**Provided text**
----------------------------------------

Geothermal power generation is the objective of Australian company Geodynamics. But the firm has found that translating theory into practical power generation to be anything but straight forward. Deep drilling for “green energy” in the Australian outback has proved to be fraught with problems as company share holders (including government climate alarmist Prof. Tim Flannery) have discovered.
Sure this form of power generation may be practical at some time in the future, but I think many of us are concerned that this will become yet another gravy train for rent seekers – call it underground windmills if you like. Or as Andrew Bolt puts it your millions for a hole in the ground
No problem with the concept provided it is developed without the distortions of green taxes an anti-competitive legislation, in other words it is a private commercial development that “stands on it’s own two feet”.
You watch, they are going to drill for geo-thermal heat sources and hit oil and gas at every hole.
ROFL
1. Many locations are have underground reservoirs of superheated water or are otherwise high flux. The transfer coefficient of rock isn’t necessarily a show-stopper. A look at the map shows many areas in the 200C range at 6.5 km depth (approx 21,000 ft).
2. A concentric pipe doesn’t have more severe insulation issues than a two-pipe system. The fact that the rising hot fluid pre-heats the down flowing cold fluid is not a disadvantage. In fact, it helps ensure the maximum heat transfer efficiency via a simple pipe-in-pipe heat exchanger.
3. For a system with an inner pipe of 16″ OD and an outer pipe of 24″ ID, you can pump 1000 gallons per minute a distance of 21,000 feet with a head loss of about 150 psig. Hardly insurmountable.
The problem with geothermal is that the superheated water flowing through the rocks down there carry minerals in solution. Even with a closed loop geothermal system, you are cooling the rock adjacent to the wellbore. As the superheated water is cooled, the minerals it carries fall out of solution and are deposited in the pores in the rock. eventually the rock near the wellbore is no longer porus, so the water which carries the heat to the wellbore no longer flows near the wellbore and the system loses efficiency.

----------------------------------------

**Entries provided**
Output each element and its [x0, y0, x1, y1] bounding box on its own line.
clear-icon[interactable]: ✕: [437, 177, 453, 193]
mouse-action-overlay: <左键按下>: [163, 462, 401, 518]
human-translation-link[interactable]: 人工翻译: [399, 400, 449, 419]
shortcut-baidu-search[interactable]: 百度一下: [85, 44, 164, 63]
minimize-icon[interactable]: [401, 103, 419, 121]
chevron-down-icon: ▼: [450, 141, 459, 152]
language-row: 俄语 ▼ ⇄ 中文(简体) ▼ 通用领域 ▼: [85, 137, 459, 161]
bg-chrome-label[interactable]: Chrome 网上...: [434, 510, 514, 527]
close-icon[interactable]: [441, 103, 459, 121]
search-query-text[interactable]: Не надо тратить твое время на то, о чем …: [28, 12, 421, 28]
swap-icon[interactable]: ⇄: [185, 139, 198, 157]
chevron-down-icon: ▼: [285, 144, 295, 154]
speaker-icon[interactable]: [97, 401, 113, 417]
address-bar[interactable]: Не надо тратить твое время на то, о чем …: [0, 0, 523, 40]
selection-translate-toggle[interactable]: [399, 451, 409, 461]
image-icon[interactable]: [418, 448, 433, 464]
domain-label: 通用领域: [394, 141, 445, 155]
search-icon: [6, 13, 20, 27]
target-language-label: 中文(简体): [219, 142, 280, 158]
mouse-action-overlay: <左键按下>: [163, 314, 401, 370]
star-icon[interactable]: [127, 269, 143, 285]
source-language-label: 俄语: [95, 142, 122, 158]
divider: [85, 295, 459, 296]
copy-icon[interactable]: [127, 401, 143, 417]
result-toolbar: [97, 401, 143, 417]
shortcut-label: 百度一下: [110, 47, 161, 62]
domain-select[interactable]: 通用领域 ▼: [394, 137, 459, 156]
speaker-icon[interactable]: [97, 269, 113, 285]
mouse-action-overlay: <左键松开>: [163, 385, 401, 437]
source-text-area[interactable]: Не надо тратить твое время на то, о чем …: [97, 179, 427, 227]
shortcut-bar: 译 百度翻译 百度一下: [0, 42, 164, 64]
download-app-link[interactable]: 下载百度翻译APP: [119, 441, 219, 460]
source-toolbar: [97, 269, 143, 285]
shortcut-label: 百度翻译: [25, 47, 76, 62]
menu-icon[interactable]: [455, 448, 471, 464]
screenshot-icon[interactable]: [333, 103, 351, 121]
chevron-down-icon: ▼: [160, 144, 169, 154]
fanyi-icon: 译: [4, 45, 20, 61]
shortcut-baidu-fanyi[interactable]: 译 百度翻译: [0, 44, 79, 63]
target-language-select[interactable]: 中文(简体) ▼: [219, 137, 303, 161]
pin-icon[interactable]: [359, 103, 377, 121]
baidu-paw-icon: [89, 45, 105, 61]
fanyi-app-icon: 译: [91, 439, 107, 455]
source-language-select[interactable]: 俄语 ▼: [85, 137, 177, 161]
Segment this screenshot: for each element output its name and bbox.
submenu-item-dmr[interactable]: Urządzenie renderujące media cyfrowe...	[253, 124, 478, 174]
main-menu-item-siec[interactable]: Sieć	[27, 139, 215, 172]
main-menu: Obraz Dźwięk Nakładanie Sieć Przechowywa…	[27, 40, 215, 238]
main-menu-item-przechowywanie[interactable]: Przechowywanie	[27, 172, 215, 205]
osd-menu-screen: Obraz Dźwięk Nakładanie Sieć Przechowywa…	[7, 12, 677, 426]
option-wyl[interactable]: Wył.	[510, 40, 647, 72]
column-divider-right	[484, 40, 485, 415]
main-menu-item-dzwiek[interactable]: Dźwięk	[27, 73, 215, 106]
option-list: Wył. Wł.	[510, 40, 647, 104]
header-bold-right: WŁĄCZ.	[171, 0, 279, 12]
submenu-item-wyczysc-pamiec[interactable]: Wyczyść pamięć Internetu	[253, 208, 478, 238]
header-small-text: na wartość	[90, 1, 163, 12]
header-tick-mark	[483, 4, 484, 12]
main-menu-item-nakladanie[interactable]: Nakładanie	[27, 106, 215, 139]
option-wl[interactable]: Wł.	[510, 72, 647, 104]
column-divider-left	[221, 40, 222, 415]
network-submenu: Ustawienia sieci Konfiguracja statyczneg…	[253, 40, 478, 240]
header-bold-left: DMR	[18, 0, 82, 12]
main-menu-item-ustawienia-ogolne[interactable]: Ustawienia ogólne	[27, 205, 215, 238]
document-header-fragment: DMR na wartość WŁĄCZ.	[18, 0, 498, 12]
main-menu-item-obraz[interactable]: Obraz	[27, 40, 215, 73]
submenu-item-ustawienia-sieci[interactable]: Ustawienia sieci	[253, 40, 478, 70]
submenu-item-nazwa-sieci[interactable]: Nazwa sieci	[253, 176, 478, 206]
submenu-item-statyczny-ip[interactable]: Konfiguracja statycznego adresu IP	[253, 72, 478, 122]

----------------------------------------

Carry on the forum thread about geothermal power in Australia from its last post.

Geothermal wells are not any more sustainable than an Oil & Gas Well.
But the same people who are global warming alarmist think that drilling causes earthquakes. They also think that global warming causes earthquakes. Since they also think that earthquakes cause nuclear power plants to meltdown, what are we to do?
AlaskaHound says:
October 26, 2011 at 2:34 pm
> We can put a man on the moon, but can’t tap an 11-14 mile hole?
We used to be able to put a man on the Moon, but cannot do so any longer.
Heck, the US can’t even put a man in low Earth orbit any more….
Ric Werme;
We used to be able to put a man on the Moon, but cannot do so any longer.
Heck, the US can’t even put a man in low Earth orbit any more….>>>
Yes, just how sad is that? From a Democrat president who encouraged his nation to reach for the stars, and was willing to put his finger on the “button” to turn back the Soviet nuclear threat, to one who believes that by disarming he will encourage his enemies to do so as well, and that the agency established to reach for the stars would better serve the nation as a “muslim outreach” society.
Beware the purple dot!
Most of that geothermal energy is in the Rocky Mountains (ring of fire). Not exactly the nicest place to be drilling and not where you want the power.
This map gives an idea of where we actually need the power (you can click on the USA) http://eoimages.gsfc.nasa.gov/ve/1438/earth_lights.gif
The best idea I ever heard for “geothermal” was a home heat exchanger type idea though I would want to see one that had worked for a decade before I actually tried it. http://mb-soft.com/solar/saving.html
Thorium mini-nuclear is still my favorite choice.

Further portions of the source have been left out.